/---

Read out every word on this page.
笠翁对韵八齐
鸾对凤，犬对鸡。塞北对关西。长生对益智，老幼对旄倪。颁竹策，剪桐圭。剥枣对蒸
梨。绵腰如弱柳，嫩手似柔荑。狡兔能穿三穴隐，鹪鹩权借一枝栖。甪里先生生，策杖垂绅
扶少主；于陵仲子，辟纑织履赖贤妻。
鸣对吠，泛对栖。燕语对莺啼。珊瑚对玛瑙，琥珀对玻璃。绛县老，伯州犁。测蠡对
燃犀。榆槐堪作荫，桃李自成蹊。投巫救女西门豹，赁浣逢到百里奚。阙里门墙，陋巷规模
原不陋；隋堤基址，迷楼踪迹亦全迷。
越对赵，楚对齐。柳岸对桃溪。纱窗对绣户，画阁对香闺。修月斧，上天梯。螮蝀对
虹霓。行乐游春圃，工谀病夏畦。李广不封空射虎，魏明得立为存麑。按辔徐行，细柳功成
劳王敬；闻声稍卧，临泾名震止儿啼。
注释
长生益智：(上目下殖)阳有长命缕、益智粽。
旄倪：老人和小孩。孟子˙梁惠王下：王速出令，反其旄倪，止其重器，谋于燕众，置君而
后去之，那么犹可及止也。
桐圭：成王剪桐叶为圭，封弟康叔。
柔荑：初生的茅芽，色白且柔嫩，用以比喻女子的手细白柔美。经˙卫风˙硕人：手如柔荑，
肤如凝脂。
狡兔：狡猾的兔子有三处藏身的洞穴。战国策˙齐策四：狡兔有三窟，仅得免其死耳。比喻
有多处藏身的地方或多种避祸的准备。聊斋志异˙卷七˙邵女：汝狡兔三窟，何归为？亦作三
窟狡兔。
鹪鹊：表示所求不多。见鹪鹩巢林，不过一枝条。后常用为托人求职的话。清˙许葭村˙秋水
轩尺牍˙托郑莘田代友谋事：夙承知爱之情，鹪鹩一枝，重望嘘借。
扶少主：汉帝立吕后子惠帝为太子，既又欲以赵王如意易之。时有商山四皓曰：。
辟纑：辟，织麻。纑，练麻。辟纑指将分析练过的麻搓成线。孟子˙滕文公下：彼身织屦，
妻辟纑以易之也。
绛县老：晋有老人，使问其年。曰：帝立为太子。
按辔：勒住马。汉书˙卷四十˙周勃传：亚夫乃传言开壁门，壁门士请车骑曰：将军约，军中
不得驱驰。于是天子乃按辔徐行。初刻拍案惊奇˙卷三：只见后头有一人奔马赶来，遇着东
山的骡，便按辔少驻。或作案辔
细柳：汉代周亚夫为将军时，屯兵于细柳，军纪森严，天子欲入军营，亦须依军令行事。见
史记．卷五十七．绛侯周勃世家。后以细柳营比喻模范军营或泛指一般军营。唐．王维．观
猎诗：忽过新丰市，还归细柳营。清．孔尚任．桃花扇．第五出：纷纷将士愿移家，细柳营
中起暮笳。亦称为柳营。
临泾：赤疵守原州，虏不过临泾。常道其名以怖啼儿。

\---

Reproduce all the records precisely.

Solved exercise
Read out every word on this page.
笠翁对韵八齐
鸾对凤，犬对鸡。塞北对关西。长生对益智，老幼对旄倪。颁竹策，剪桐圭。剥枣对蒸
梨。绵腰如弱柳，嫩手似柔荑。狡兔能穿三穴隐，鹪鹩权借一枝栖。甪里先生生，策杖垂绅
扶少主；于陵仲子，辟纑织履赖贤妻。
鸣对吠，泛对栖。燕语对莺啼。珊瑚对玛瑙，琥珀对玻璃。绛县老，伯州犁。测蠡对
燃犀。榆槐堪作荫，桃李自成蹊。投巫救女西门豹，赁浣逢到百里奚。阙里门墙，陋巷规模
原不陋；隋堤基址，迷楼踪迹亦全迷。
越对赵，楚对齐。柳岸对桃溪。纱窗对绣户，画阁对香闺。修月斧，上天梯。螮蝀对
虹霓。行乐游春圃，工谀病夏畦。李广不封空射虎，魏明得立为存麑。按辔徐行，细柳功成
劳王敬；闻声稍卧，临泾名震止儿啼。
注释
长生益智：(上目下殖)阳有长命缕、益智粽。
旄倪：老人和小孩。孟子˙梁惠王下：王速出令，反其旄倪，止其重器，谋于燕众，置君而
后去之，那么犹可及止也。
桐圭：成王剪桐叶为圭，封弟康叔。
柔荑：初生的茅芽，色白且柔嫩，用以比喻女子的手细白柔美。经˙卫风˙硕人：手如柔荑，
肤如凝脂。
狡兔：狡猾的兔子有三处藏身的洞穴。战国策˙齐策四：狡兔有三窟，仅得免其死耳。比喻
有多处藏身的地方或多种避祸的准备。聊斋志异˙卷七˙邵女：汝狡兔三窟，何归为？亦作三
窟狡兔。
鹪鹊：表示所求不多。见鹪鹩巢林，不过一枝条。后常用为托人求职的话。清˙许葭村˙秋水
轩尺牍˙托郑莘田代友谋事：夙承知爱之情，鹪鹩一枝，重望嘘借。
扶少主：汉帝立吕后子惠帝为太子，既又欲以赵王如意易之。时有商山四皓曰：。
辟纑：辟，织麻。纑，练麻。辟纑指将分析练过的麻搓成线。孟子˙滕文公下：彼身织屦，
妻辟纑以易之也。
绛县老：晋有老人，使问其年。曰：帝立为太子。
按辔：勒住马。汉书˙卷四十˙周勃传：亚夫乃传言开壁门，壁门士请车骑曰：将军约，军中
不得驱驰。于是天子乃按辔徐行。初刻拍案惊奇˙卷三：只见后头有一人奔马赶来，遇着东
山的骡，便按辔少驻。或作案辔
细柳：汉代周亚夫为将军时，屯兵于细柳，军纪森严，天子欲入军营，亦须依军令行事。见
史记．卷五十七．绛侯周勃世家。后以细柳营比喻模范军营或泛指一般军营。唐．王维．观
猎诗：忽过新丰市，还归细柳营。清．孔尚任．桃花扇．第五出：纷纷将士愿移家，细柳营
中起暮笳。亦称为柳营。
临泾：赤疵守原州，虏不过临泾。常道其名以怖啼儿。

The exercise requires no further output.